## [Data lines]
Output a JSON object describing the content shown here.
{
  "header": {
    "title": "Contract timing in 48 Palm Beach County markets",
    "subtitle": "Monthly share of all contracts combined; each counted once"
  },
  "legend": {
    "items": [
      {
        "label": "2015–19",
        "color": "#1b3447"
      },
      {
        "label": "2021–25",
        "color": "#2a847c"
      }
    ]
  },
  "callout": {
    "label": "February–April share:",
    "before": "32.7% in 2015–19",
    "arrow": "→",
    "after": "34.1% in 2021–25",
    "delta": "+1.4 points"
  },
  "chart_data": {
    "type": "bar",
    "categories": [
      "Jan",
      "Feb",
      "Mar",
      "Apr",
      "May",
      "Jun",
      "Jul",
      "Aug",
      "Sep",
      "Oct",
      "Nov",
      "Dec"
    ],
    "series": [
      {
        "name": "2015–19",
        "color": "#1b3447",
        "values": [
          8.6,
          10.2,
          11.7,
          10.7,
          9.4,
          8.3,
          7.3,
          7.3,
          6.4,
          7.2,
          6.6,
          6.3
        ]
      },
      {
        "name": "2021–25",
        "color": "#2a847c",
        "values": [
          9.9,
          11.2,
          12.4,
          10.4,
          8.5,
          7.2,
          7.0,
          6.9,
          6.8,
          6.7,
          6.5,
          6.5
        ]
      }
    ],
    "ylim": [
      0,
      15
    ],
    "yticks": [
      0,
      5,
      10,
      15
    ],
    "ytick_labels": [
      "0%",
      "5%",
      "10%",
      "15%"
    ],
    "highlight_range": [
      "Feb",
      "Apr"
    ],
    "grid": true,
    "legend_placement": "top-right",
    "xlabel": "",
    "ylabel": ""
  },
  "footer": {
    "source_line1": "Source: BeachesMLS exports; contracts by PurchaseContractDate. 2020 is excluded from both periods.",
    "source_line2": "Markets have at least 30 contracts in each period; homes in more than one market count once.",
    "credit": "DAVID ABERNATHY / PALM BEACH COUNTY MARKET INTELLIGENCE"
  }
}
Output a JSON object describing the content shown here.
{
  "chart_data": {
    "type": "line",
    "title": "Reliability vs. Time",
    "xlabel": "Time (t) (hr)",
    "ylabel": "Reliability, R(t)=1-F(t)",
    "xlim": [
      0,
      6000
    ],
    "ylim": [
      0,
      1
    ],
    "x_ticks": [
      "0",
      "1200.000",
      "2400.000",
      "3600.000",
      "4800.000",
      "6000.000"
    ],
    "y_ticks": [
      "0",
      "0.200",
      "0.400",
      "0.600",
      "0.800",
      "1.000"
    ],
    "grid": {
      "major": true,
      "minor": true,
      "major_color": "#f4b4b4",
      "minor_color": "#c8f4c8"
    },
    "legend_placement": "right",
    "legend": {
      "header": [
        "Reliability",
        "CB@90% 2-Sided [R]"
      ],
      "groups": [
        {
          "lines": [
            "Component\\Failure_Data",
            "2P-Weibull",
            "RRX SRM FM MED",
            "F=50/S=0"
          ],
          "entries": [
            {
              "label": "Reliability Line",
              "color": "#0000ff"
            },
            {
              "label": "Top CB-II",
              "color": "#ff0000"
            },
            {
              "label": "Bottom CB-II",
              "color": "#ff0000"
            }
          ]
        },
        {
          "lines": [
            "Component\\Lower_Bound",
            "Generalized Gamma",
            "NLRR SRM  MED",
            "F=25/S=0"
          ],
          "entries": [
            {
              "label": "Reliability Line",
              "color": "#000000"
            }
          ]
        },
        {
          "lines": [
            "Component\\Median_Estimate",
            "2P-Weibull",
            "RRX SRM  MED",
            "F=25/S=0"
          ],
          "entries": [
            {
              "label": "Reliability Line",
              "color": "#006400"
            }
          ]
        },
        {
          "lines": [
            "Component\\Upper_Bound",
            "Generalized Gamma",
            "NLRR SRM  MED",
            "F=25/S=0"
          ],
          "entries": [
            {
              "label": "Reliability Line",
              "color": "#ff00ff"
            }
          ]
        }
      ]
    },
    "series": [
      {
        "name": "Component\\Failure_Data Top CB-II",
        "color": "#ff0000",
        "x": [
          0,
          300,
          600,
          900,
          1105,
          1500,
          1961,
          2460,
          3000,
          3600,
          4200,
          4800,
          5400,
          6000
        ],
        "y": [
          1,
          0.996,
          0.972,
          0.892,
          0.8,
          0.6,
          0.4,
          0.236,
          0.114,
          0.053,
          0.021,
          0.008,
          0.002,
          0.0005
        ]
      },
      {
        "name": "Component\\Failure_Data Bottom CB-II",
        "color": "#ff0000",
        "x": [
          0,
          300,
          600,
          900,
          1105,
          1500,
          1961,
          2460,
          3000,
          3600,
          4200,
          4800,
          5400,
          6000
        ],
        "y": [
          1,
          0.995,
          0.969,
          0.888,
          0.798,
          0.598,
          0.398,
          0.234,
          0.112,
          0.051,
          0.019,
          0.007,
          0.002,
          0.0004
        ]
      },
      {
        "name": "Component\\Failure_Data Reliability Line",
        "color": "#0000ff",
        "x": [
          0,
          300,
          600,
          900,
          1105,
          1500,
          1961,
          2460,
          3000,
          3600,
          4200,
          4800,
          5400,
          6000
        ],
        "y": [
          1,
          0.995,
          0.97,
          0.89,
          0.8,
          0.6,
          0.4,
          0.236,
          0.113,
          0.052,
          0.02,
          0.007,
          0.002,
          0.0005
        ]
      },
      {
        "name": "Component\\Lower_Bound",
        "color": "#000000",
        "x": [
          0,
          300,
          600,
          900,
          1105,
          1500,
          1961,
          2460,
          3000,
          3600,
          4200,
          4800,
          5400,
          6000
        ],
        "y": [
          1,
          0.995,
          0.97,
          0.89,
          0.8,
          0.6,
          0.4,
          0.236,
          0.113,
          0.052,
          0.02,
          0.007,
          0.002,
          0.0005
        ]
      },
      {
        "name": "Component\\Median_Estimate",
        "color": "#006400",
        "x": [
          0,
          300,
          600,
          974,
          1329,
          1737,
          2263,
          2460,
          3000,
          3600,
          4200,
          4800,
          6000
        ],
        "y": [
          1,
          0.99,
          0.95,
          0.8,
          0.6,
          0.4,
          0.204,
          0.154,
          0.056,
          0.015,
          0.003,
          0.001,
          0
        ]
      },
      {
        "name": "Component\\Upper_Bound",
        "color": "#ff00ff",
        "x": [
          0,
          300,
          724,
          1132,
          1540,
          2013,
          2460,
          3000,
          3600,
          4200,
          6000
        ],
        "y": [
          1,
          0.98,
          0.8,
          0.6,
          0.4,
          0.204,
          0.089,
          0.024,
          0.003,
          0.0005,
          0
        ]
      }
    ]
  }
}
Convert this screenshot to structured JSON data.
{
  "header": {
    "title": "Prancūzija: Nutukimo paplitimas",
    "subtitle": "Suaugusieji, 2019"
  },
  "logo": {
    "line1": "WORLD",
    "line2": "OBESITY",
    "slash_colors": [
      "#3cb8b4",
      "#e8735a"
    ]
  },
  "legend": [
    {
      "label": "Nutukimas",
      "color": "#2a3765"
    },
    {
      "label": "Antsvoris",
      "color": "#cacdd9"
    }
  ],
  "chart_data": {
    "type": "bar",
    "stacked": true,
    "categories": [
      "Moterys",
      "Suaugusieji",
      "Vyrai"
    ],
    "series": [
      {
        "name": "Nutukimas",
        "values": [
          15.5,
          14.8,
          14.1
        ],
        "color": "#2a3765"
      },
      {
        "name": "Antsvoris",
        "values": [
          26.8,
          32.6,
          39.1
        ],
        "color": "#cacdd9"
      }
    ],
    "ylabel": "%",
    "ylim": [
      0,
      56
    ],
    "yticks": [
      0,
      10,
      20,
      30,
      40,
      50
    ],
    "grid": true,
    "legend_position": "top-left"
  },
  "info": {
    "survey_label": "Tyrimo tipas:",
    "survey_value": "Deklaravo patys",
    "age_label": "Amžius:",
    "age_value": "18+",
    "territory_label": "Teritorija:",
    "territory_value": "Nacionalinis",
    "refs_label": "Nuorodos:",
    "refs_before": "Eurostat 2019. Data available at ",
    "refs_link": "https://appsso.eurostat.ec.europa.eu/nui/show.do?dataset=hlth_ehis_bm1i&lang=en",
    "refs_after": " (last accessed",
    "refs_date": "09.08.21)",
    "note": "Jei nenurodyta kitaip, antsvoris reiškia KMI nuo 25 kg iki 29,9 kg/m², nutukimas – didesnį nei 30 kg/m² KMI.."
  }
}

## [What the exercise asks]
Each line that has the word "true" should be copied.

## [Reply to the task]
    "grid": true,
      "major": true,
      "minor": true,
    "stacked": true,
    "grid": true,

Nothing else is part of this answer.